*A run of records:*
◇ ◇ ◇ ◇ ◇ ◇ ◇

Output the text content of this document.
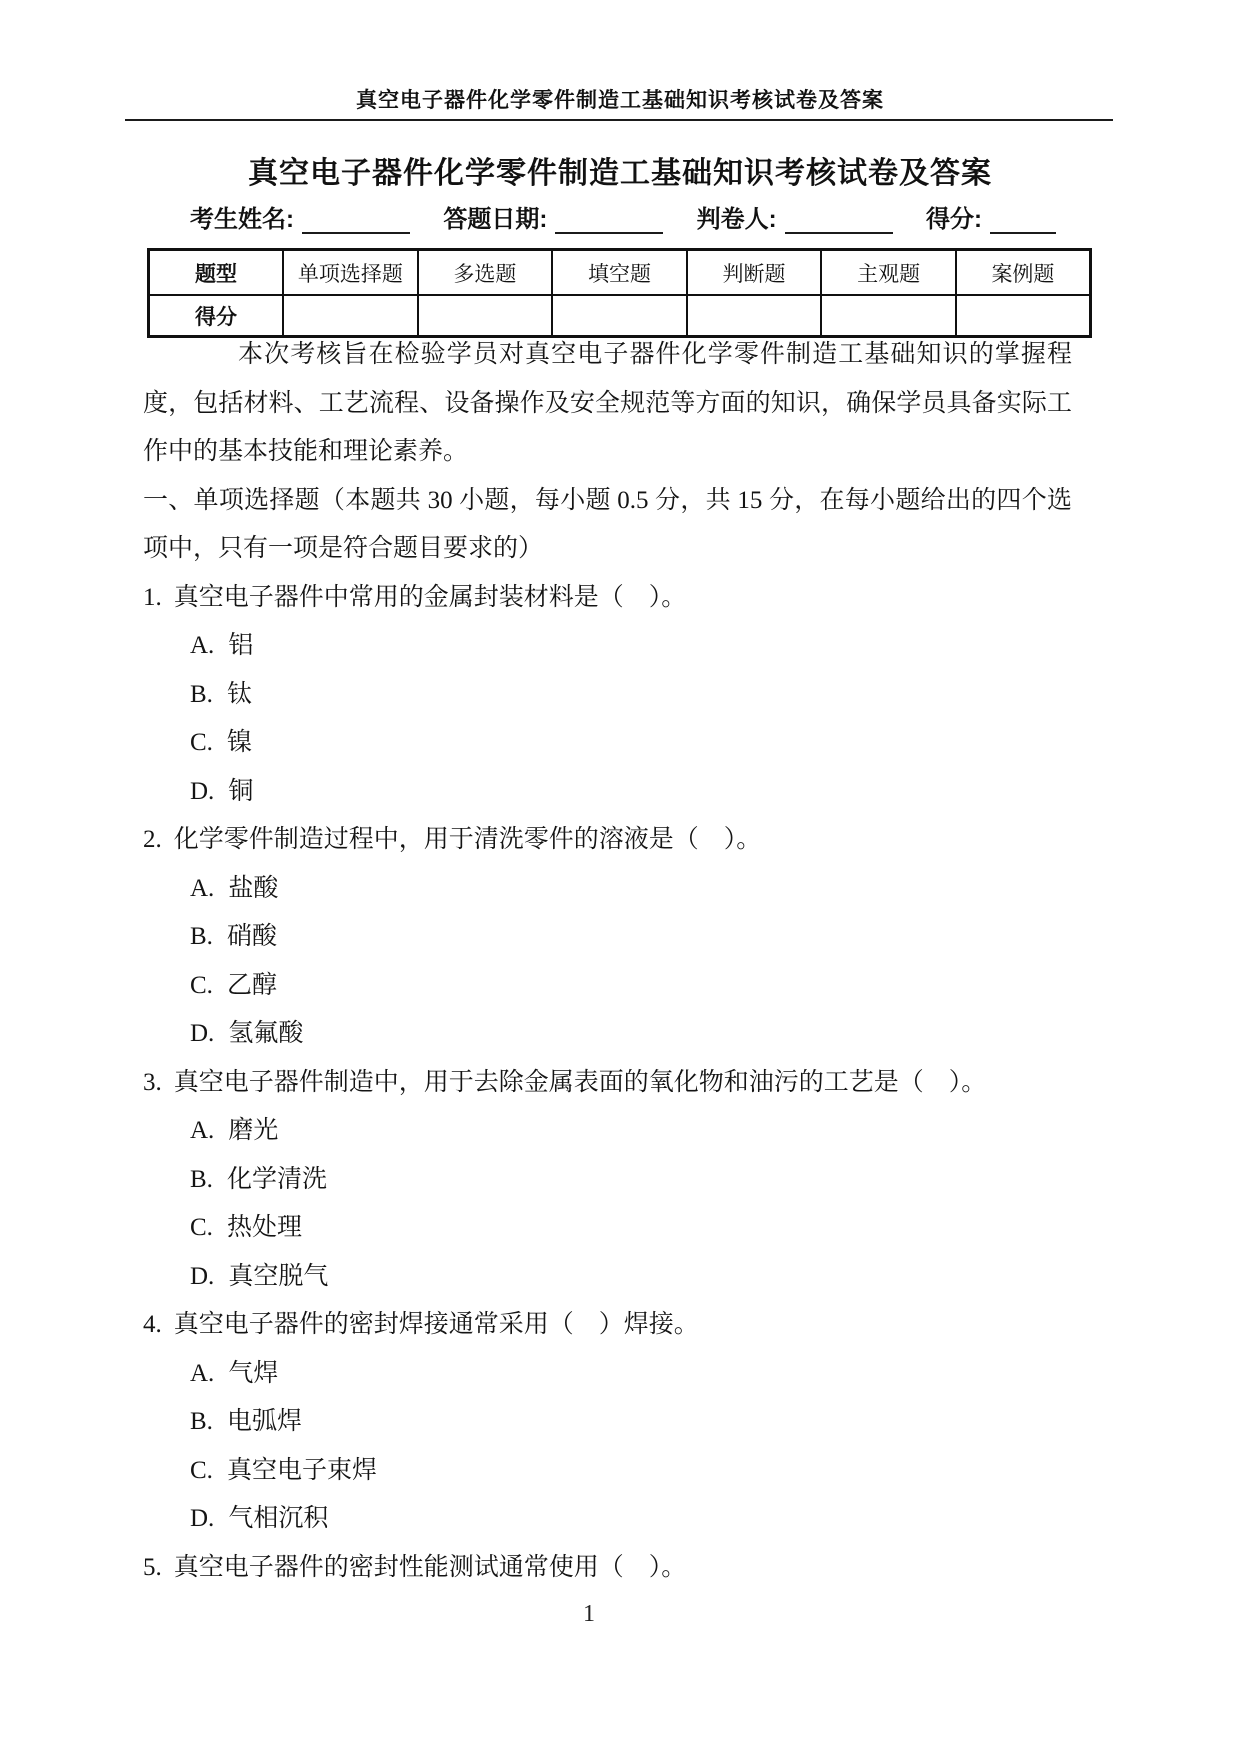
真空电子器件化学零件制造工基础知识考核试卷及答案
真空电子器件化学零件制造工基础知识考核试卷及答案
考生姓名:	答题日期:	判卷人:	得分:
题型	单项选择题	多选题	填空题	判断题	主观题	案例题
得分						

本次考核旨在检验学员对真空电子器件化学零件制造工基础知识的掌握程度，包括材料、工艺流程、设备操作及安全规范等方面的知识，确保学员具备实际工作中的基本技能和理论素养。

一、单项选择题（本题共 30 小题，每小题 0.5 分，共 15 分，在每小题给出的四个选项中，只有一项是符合题目要求的）

1. 真空电子器件中常用的金属封装材料是（　）。
A. 铝
B. 钛
C. 镍
D. 铜
2. 化学零件制造过程中，用于清洗零件的溶液是（　）。
A. 盐酸
B. 硝酸
C. 乙醇
D. 氢氟酸
3. 真空电子器件制造中，用于去除金属表面的氧化物和油污的工艺是（　）。
A. 磨光
B. 化学清洗
C. 热处理
D. 真空脱气
4. 真空电子器件的密封焊接通常采用（　）焊接。
A. 气焊
B. 电弧焊
C. 真空电子束焊
D. 气相沉积
5. 真空电子器件的密封性能测试通常使用（　）。
1
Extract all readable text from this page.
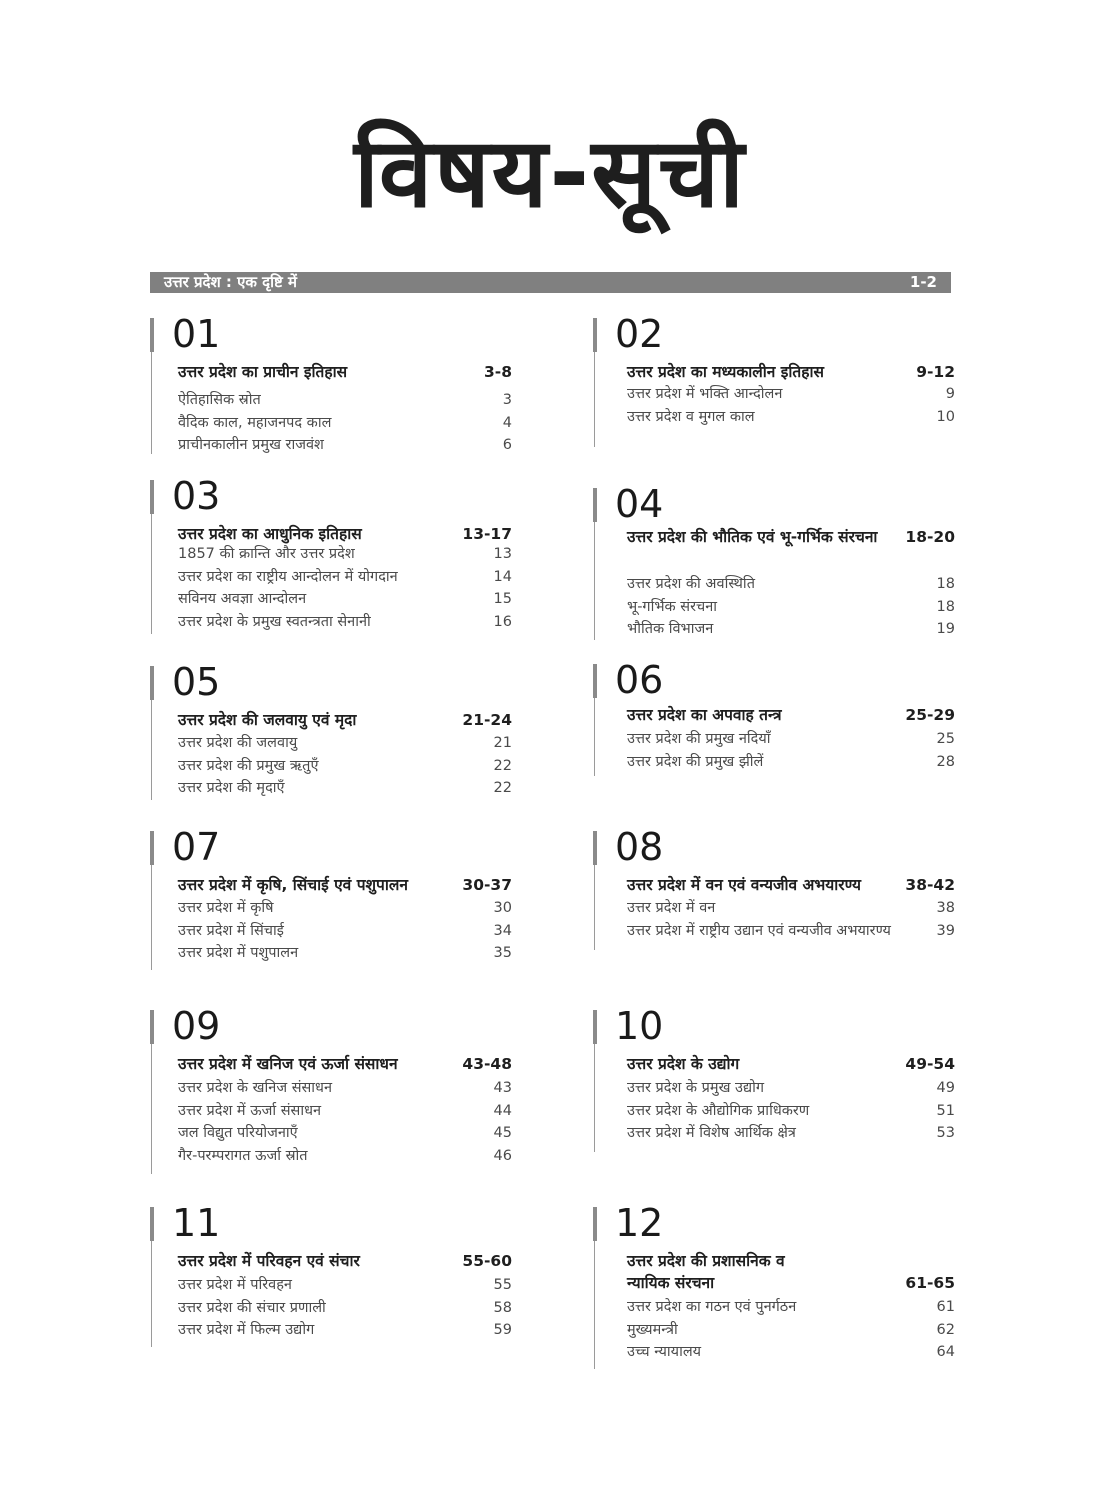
विषय-सूची
उत्तर प्रदेश : एक दृष्टि में	1-2
01
उत्तर प्रदेश का प्राचीन इतिहास	3-8
ऐतिहासिक स्रोत	3
वैदिक काल, महाजनपद काल	4
प्राचीनकालीन प्रमुख राजवंश	6
02
उत्तर प्रदेश का मध्यकालीन इतिहास	9-12
उत्तर प्रदेश में भक्ति आन्दोलन	9
उत्तर प्रदेश व मुगल काल	10
03
उत्तर प्रदेश का आधुनिक इतिहास	13-17
1857 की क्रान्ति और उत्तर प्रदेश	13
उत्तर प्रदेश का राष्ट्रीय आन्दोलन में योगदान	14
सविनय अवज्ञा आन्दोलन	15
उत्तर प्रदेश के प्रमुख स्वतन्त्रता सेनानी	16
04
उत्तर प्रदेश की भौतिक एवं भू-गर्भिक संरचना	18-20
उत्तर प्रदेश की अवस्थिति	18
भू-गर्भिक संरचना	18
भौतिक विभाजन	19
05
उत्तर प्रदेश की जलवायु एवं मृदा	21-24
उत्तर प्रदेश की जलवायु	21
उत्तर प्रदेश की प्रमुख ऋतुएँ	22
उत्तर प्रदेश की मृदाएँ	22
06
उत्तर प्रदेश का अपवाह तन्त्र	25-29
उत्तर प्रदेश की प्रमुख नदियाँ	25
उत्तर प्रदेश की प्रमुख झीलें	28
07
उत्तर प्रदेश में कृषि, सिंचाई एवं पशुपालन	30-37
उत्तर प्रदेश में कृषि	30
उत्तर प्रदेश में सिंचाई	34
उत्तर प्रदेश में पशुपालन	35
08
उत्तर प्रदेश में वन एवं वन्यजीव अभयारण्य	38-42
उत्तर प्रदेश में वन	38
उत्तर प्रदेश में राष्ट्रीय उद्यान एवं वन्यजीव अभयारण्य	39
09
उत्तर प्रदेश में खनिज एवं ऊर्जा संसाधन	43-48
उत्तर प्रदेश के खनिज संसाधन	43
उत्तर प्रदेश में ऊर्जा संसाधन	44
जल विद्युत परियोजनाएँ	45
गैर-परम्परागत ऊर्जा स्रोत	46
10
उत्तर प्रदेश के उद्योग	49-54
उत्तर प्रदेश के प्रमुख उद्योग	49
उत्तर प्रदेश के औद्योगिक प्राधिकरण	51
उत्तर प्रदेश में विशेष आर्थिक क्षेत्र	53
11
उत्तर प्रदेश में परिवहन एवं संचार	55-60
उत्तर प्रदेश में परिवहन	55
उत्तर प्रदेश की संचार प्रणाली	58
उत्तर प्रदेश में फिल्म उद्योग	59
12
उत्तर प्रदेश की प्रशासनिक व न्यायिक संरचना	61-65
उत्तर प्रदेश का गठन एवं पुनर्गठन	61
मुख्यमन्त्री	62
उच्च न्यायालय	64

◇ ◇ ◇ ◇ ◇ ◇ ◇

*Given request:*
Print all of the records shown above exactly, leaving out each picture.

*Answer to this problem:*
Output the text content of this document.
真空电子器件化学零件制造工基础知识考核试卷及答案
真空电子器件化学零件制造工基础知识考核试卷及答案
考生姓名:	答题日期:	判卷人:	得分:
题型	单项选择题	多选题	填空题	判断题	主观题	案例题
得分						

本次考核旨在检验学员对真空电子器件化学零件制造工基础知识的掌握程度，包括材料、工艺流程、设备操作及安全规范等方面的知识，确保学员具备实际工作中的基本技能和理论素养。

一、单项选择题（本题共 30 小题，每小题 0.5 分，共 15 分，在每小题给出的四个选项中，只有一项是符合题目要求的）

1. 真空电子器件中常用的金属封装材料是（　）。
A. 铝
B. 钛
C. 镍
D. 铜
2. 化学零件制造过程中，用于清洗零件的溶液是（　）。
A. 盐酸
B. 硝酸
C. 乙醇
D. 氢氟酸
3. 真空电子器件制造中，用于去除金属表面的氧化物和油污的工艺是（　）。
A. 磨光
B. 化学清洗
C. 热处理
D. 真空脱气
4. 真空电子器件的密封焊接通常采用（　）焊接。
A. 气焊
B. 电弧焊
C. 真空电子束焊
D. 气相沉积
5. 真空电子器件的密封性能测试通常使用（　）。
1
Extract all readable text from this page.
विषय-सूची
उत्तर प्रदेश : एक दृष्टि में	1-2
01
उत्तर प्रदेश का प्राचीन इतिहास	3-8
ऐतिहासिक स्रोत	3
वैदिक काल, महाजनपद काल	4
प्राचीनकालीन प्रमुख राजवंश	6
02
उत्तर प्रदेश का मध्यकालीन इतिहास	9-12
उत्तर प्रदेश में भक्ति आन्दोलन	9
उत्तर प्रदेश व मुगल काल	10
03
उत्तर प्रदेश का आधुनिक इतिहास	13-17
1857 की क्रान्ति और उत्तर प्रदेश	13
उत्तर प्रदेश का राष्ट्रीय आन्दोलन में योगदान	14
सविनय अवज्ञा आन्दोलन	15
उत्तर प्रदेश के प्रमुख स्वतन्त्रता सेनानी	16
04
उत्तर प्रदेश की भौतिक एवं भू-गर्भिक संरचना	18-20
उत्तर प्रदेश की अवस्थिति	18
भू-गर्भिक संरचना	18
भौतिक विभाजन	19
05
उत्तर प्रदेश की जलवायु एवं मृदा	21-24
उत्तर प्रदेश की जलवायु	21
उत्तर प्रदेश की प्रमुख ऋतुएँ	22
उत्तर प्रदेश की मृदाएँ	22
06
उत्तर प्रदेश का अपवाह तन्त्र	25-29
उत्तर प्रदेश की प्रमुख नदियाँ	25
उत्तर प्रदेश की प्रमुख झीलें	28
07
उत्तर प्रदेश में कृषि, सिंचाई एवं पशुपालन	30-37
उत्तर प्रदेश में कृषि	30
उत्तर प्रदेश में सिंचाई	34
उत्तर प्रदेश में पशुपालन	35
08
उत्तर प्रदेश में वन एवं वन्यजीव अभयारण्य	38-42
उत्तर प्रदेश में वन	38
उत्तर प्रदेश में राष्ट्रीय उद्यान एवं वन्यजीव अभयारण्य	39
09
उत्तर प्रदेश में खनिज एवं ऊर्जा संसाधन	43-48
उत्तर प्रदेश के खनिज संसाधन	43
उत्तर प्रदेश में ऊर्जा संसाधन	44
जल विद्युत परियोजनाएँ	45
गैर-परम्परागत ऊर्जा स्रोत	46
10
उत्तर प्रदेश के उद्योग	49-54
उत्तर प्रदेश के प्रमुख उद्योग	49
उत्तर प्रदेश के औद्योगिक प्राधिकरण	51
उत्तर प्रदेश में विशेष आर्थिक क्षेत्र	53
11
उत्तर प्रदेश में परिवहन एवं संचार	55-60
उत्तर प्रदेश में परिवहन	55
उत्तर प्रदेश की संचार प्रणाली	58
उत्तर प्रदेश में फिल्म उद्योग	59
12
उत्तर प्रदेश की प्रशासनिक व न्यायिक संरचना	61-65
उत्तर प्रदेश का गठन एवं पुनर्गठन	61
मुख्यमन्त्री	62
उच्च न्यायालय	64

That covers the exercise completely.